**To do:**
Copy the data that follows, character for character, minus the pictures.

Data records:
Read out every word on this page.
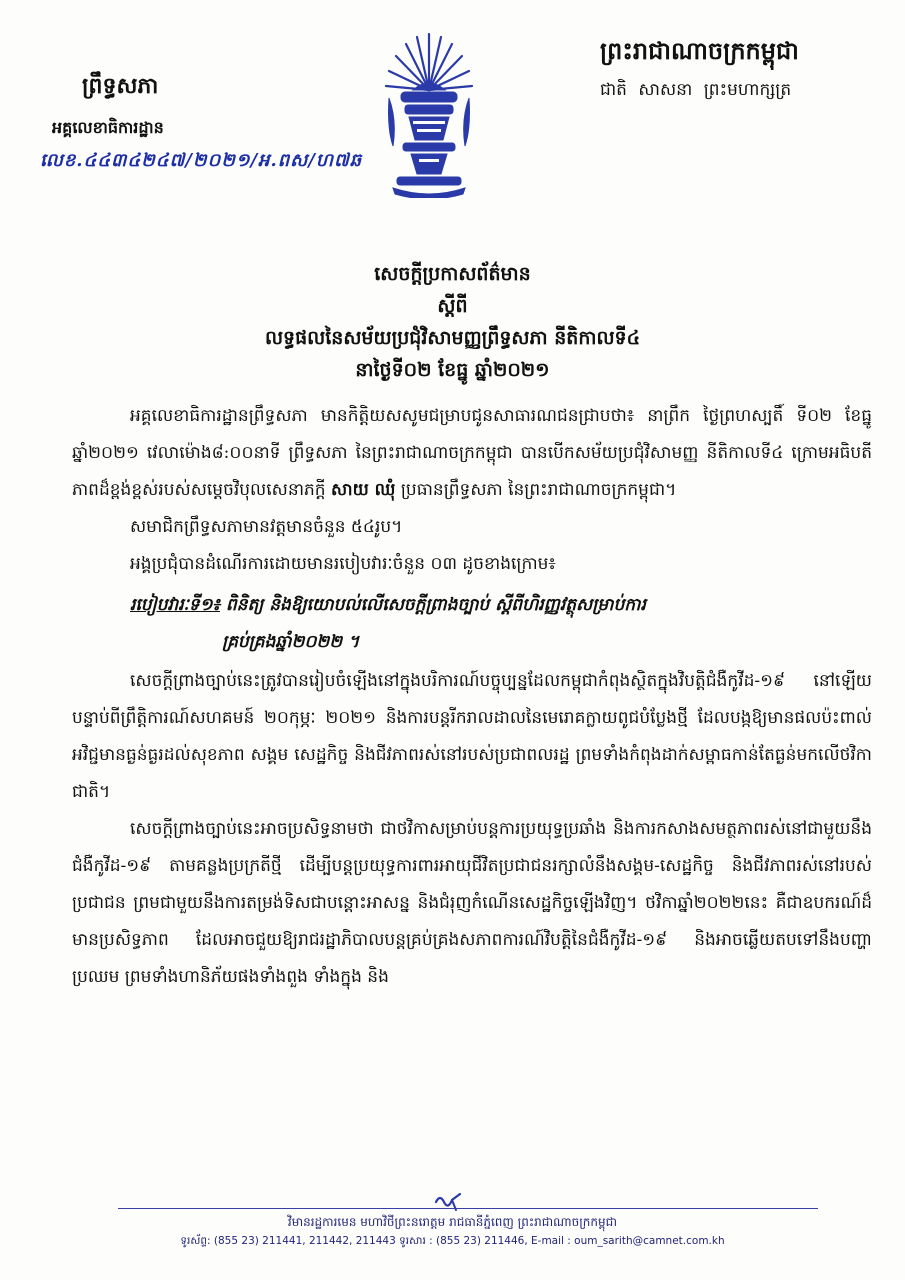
ព្រឹទ្ធសភា
អគ្គលេខាធិការដ្ឋាន
លេខ.៤៤៣៤២៤៧/២០២១/អ.ពស/ហ៧ឆ
ព្រះរាជាណាចក្រកម្ពុជា
ជាតិ សាសនា ព្រះមហាក្សត្រ
សេចក្ដីប្រកាសព័ត៌មាន
ស្ដីពី
លទ្ធផលនៃសម័យប្រជុំវិសាមញ្ញព្រឹទ្ធសភា នីតិកាលទី៤
នាថ្ងៃទី០២ ខែធ្នូ ឆ្នាំ២០២១

អគ្គលេខាធិការដ្ឋានព្រឹទ្ធសភា មានកិត្តិយសសូមជម្រាបជូនសាធារណជនជ្រាបថា៖ នាព្រឹក ថ្ងៃព្រហស្បតិ៍ ទី០២ ខែធ្នូ ឆ្នាំ២០២១ វេលាម៉ោង៨:០០នាទី ព្រឹទ្ធសភា នៃព្រះរាជាណាចក្រកម្ពុជា បានបើកសម័យប្រជុំវិសាមញ្ញ នីតិកាលទី៤ ក្រោមអធិបតីភាពដ៏ខ្ពង់ខ្ពស់របស់សម្ដេចវិបុលសេនាភក្ដី សាយ ឈុំ ប្រធានព្រឹទ្ធសភា នៃព្រះរាជាណាចក្រកម្ពុជា។

សមាជិកព្រឹទ្ធសភាមានវត្តមានចំនួន ៥៤រូប។

អង្គប្រជុំបានដំណើរការដោយមានរបៀបវារៈចំនួន ០៣ ដូចខាងក្រោម៖

របៀបវារៈទី១៖ ពិនិត្យ និងឱ្យយោបល់លើសេចក្ដីព្រាងច្បាប់ ស្ដីពីហិរញ្ញវត្ថុសម្រាប់ការ

គ្រប់គ្រងឆ្នាំ២០២២ ។

សេចក្ដីព្រាងច្បាប់នេះត្រូវបានរៀបចំឡើងនៅក្នុងបរិការណ៍បច្ចុប្បន្នដែលកម្ពុជាកំពុងស្ថិតក្នុងវិបត្តិជំងឺកូវីដ-១៩ នៅឡើយ បន្ទាប់ពីព្រឹត្តិការណ៍សហគមន៍ ២០កុម្ភៈ ២០២១ និងការបន្តរីករាលដាលនៃមេរោគក្លាយពូជបំប្លែងថ្មី ដែលបង្កឱ្យមានផលប៉ះពាល់អវិជ្ជមានធ្ងន់ធ្ងរដល់សុខភាព សង្គម សេដ្ឋកិច្ច និងជីវភាពរស់នៅរបស់ប្រជាពលរដ្ឋ ព្រមទាំងកំពុងដាក់សម្ពាធកាន់តែធ្ងន់មកលើថវិកាជាតិ។

សេចក្ដីព្រាងច្បាប់នេះអាចប្រសិទ្ធនាមថា ជាថវិកាសម្រាប់បន្តការប្រយុទ្ធប្រឆាំង និងការកសាងសមត្ថភាពរស់នៅជាមួយនឹងជំងឺកូវីដ-១៩ តាមគន្លងប្រក្រតីថ្មី ដើម្បីបន្តប្រយុទ្ធការពារអាយុជីវិតប្រជាជនរក្សាលំនឹងសង្គម-សេដ្ឋកិច្ច និងជីវភាពរស់នៅរបស់ប្រជាជន ព្រមជាមួយនឹងការតម្រង់ទិសជាបន្ដោះអាសន្ន និងជំរុញកំណើនសេដ្ឋកិច្ចឡើងវិញ។ ថវិកាឆ្នាំ២០២២នេះ គឺជាឧបករណ៍ដ៏មានប្រសិទ្ធភាព ដែលអាចជួយឱ្យរាជរដ្ឋាភិបាលបន្តគ្រប់គ្រងសភាពការណ៍វិបត្តិនៃជំងឺកូវីដ-១៩ និងអាចឆ្លើយតបទៅនឹងបញ្ហាប្រឈម ព្រមទាំងហានិភ័យផងទាំងពួង ទាំងក្នុង និង

វិមានរដ្ឋការមេន មហាវិថីព្រះនរោត្តម រាជធានីភ្នំពេញ ព្រះរាជាណាចក្រកម្ពុជា
ទូរស័ព្ទ: (855 23) 211441, 211442, 211443 ទូរសារ : (855 23) 211446, E-mail : oum_sarith@camnet.com.kh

**Result:**
Read out every word on this page.
ព្រឹទ្ធសភា
អគ្គលេខាធិការដ្ឋាន
លេខ.៤៤៣៤២៤៧/២០២១/អ.ពស/ហ៧ឆ
ព្រះរាជាណាចក្រកម្ពុជា
ជាតិ សាសនា ព្រះមហាក្សត្រ
សេចក្ដីប្រកាសព័ត៌មាន
ស្ដីពី
លទ្ធផលនៃសម័យប្រជុំវិសាមញ្ញព្រឹទ្ធសភា នីតិកាលទី៤
នាថ្ងៃទី០២ ខែធ្នូ ឆ្នាំ២០២១

អគ្គលេខាធិការដ្ឋានព្រឹទ្ធសភា មានកិត្តិយសសូមជម្រាបជូនសាធារណជនជ្រាបថា៖ នាព្រឹក ថ្ងៃព្រហស្បតិ៍ ទី០២ ខែធ្នូ ឆ្នាំ២០២១ វេលាម៉ោង៨:០០នាទី ព្រឹទ្ធសភា នៃព្រះរាជាណាចក្រកម្ពុជា បានបើកសម័យប្រជុំវិសាមញ្ញ នីតិកាលទី៤ ក្រោមអធិបតីភាពដ៏ខ្ពង់ខ្ពស់របស់សម្ដេចវិបុលសេនាភក្ដី សាយ ឈុំ ប្រធានព្រឹទ្ធសភា នៃព្រះរាជាណាចក្រកម្ពុជា។

សមាជិកព្រឹទ្ធសភាមានវត្តមានចំនួន ៥៤រូប។

អង្គប្រជុំបានដំណើរការដោយមានរបៀបវារៈចំនួន ០៣ ដូចខាងក្រោម៖

របៀបវារៈទី១៖ ពិនិត្យ និងឱ្យយោបល់លើសេចក្ដីព្រាងច្បាប់ ស្ដីពីហិរញ្ញវត្ថុសម្រាប់ការ

គ្រប់គ្រងឆ្នាំ២០២២ ។

សេចក្ដីព្រាងច្បាប់នេះត្រូវបានរៀបចំឡើងនៅក្នុងបរិការណ៍បច្ចុប្បន្នដែលកម្ពុជាកំពុងស្ថិតក្នុងវិបត្តិជំងឺកូវីដ-១៩ នៅឡើយ បន្ទាប់ពីព្រឹត្តិការណ៍សហគមន៍ ២០កុម្ភៈ ២០២១ និងការបន្តរីករាលដាលនៃមេរោគក្លាយពូជបំប្លែងថ្មី ដែលបង្កឱ្យមានផលប៉ះពាល់អវិជ្ជមានធ្ងន់ធ្ងរដល់សុខភាព សង្គម សេដ្ឋកិច្ច និងជីវភាពរស់នៅរបស់ប្រជាពលរដ្ឋ ព្រមទាំងកំពុងដាក់សម្ពាធកាន់តែធ្ងន់មកលើថវិកាជាតិ។

សេចក្ដីព្រាងច្បាប់នេះអាចប្រសិទ្ធនាមថា ជាថវិកាសម្រាប់បន្តការប្រយុទ្ធប្រឆាំង និងការកសាងសមត្ថភាពរស់នៅជាមួយនឹងជំងឺកូវីដ-១៩ តាមគន្លងប្រក្រតីថ្មី ដើម្បីបន្តប្រយុទ្ធការពារអាយុជីវិតប្រជាជនរក្សាលំនឹងសង្គម-សេដ្ឋកិច្ច និងជីវភាពរស់នៅរបស់ប្រជាជន ព្រមជាមួយនឹងការតម្រង់ទិសជាបន្ដោះអាសន្ន និងជំរុញកំណើនសេដ្ឋកិច្ចឡើងវិញ។ ថវិកាឆ្នាំ២០២២នេះ គឺជាឧបករណ៍ដ៏មានប្រសិទ្ធភាព ដែលអាចជួយឱ្យរាជរដ្ឋាភិបាលបន្តគ្រប់គ្រងសភាពការណ៍វិបត្តិនៃជំងឺកូវីដ-១៩ និងអាចឆ្លើយតបទៅនឹងបញ្ហាប្រឈម ព្រមទាំងហានិភ័យផងទាំងពួង ទាំងក្នុង និង

វិមានរដ្ឋការមេន មហាវិថីព្រះនរោត្តម រាជធានីភ្នំពេញ ព្រះរាជាណាចក្រកម្ពុជា
ទូរស័ព្ទ: (855 23) 211441, 211442, 211443 ទូរសារ : (855 23) 211446, E-mail : oum_sarith@camnet.com.kh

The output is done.